• _Requirement_
Your task is to copy each line that has the word "Output".

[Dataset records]
##########

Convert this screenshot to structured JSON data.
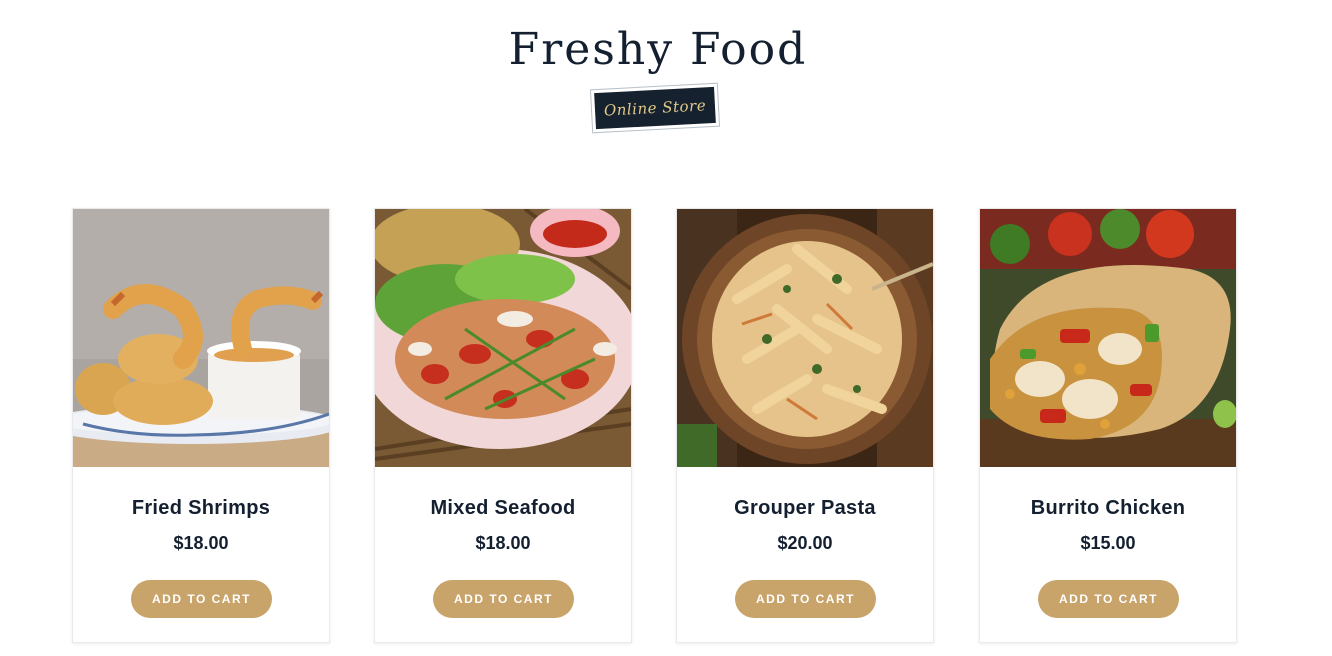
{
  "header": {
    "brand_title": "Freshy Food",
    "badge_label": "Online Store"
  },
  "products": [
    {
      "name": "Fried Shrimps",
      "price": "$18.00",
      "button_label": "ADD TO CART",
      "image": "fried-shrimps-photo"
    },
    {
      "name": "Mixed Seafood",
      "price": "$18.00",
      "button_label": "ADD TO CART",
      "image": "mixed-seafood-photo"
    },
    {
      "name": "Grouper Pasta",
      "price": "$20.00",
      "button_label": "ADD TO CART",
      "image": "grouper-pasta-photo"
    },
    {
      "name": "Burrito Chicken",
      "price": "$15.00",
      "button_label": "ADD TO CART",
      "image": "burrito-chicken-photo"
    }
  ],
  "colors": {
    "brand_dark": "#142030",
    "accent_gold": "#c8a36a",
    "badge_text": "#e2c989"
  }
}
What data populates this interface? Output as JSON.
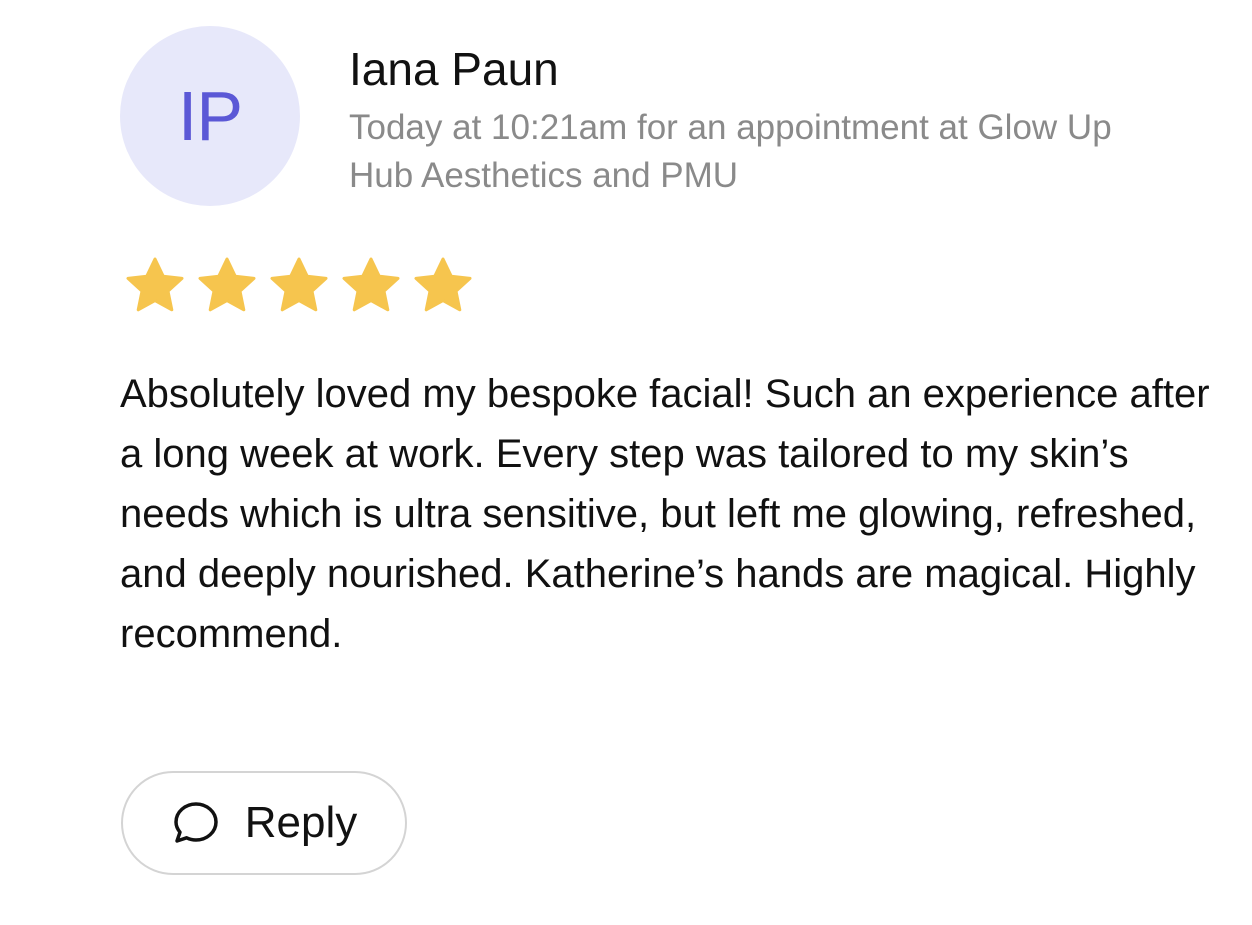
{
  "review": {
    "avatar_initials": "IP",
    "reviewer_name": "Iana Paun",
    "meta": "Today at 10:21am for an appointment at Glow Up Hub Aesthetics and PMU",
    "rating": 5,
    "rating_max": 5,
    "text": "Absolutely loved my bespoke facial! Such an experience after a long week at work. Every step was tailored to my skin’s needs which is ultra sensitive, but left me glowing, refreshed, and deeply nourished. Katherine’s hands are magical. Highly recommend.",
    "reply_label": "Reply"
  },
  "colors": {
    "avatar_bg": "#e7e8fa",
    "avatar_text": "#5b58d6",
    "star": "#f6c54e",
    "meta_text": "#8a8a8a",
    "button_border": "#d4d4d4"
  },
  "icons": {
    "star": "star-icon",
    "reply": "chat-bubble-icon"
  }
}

##########

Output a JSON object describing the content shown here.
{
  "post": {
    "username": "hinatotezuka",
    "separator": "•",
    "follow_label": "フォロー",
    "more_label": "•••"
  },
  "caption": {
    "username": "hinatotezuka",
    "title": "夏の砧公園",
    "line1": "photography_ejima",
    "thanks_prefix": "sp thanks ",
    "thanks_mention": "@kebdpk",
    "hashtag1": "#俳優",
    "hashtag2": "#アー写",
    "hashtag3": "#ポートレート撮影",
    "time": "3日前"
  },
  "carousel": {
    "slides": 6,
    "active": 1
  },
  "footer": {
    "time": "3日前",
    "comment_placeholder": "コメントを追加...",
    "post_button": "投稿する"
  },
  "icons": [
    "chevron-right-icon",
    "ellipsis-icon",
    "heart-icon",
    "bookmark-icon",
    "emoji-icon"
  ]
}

##########

• _The solution_
What data populates this interface? Output as JSON.
Output a JSON object describing the content shown here.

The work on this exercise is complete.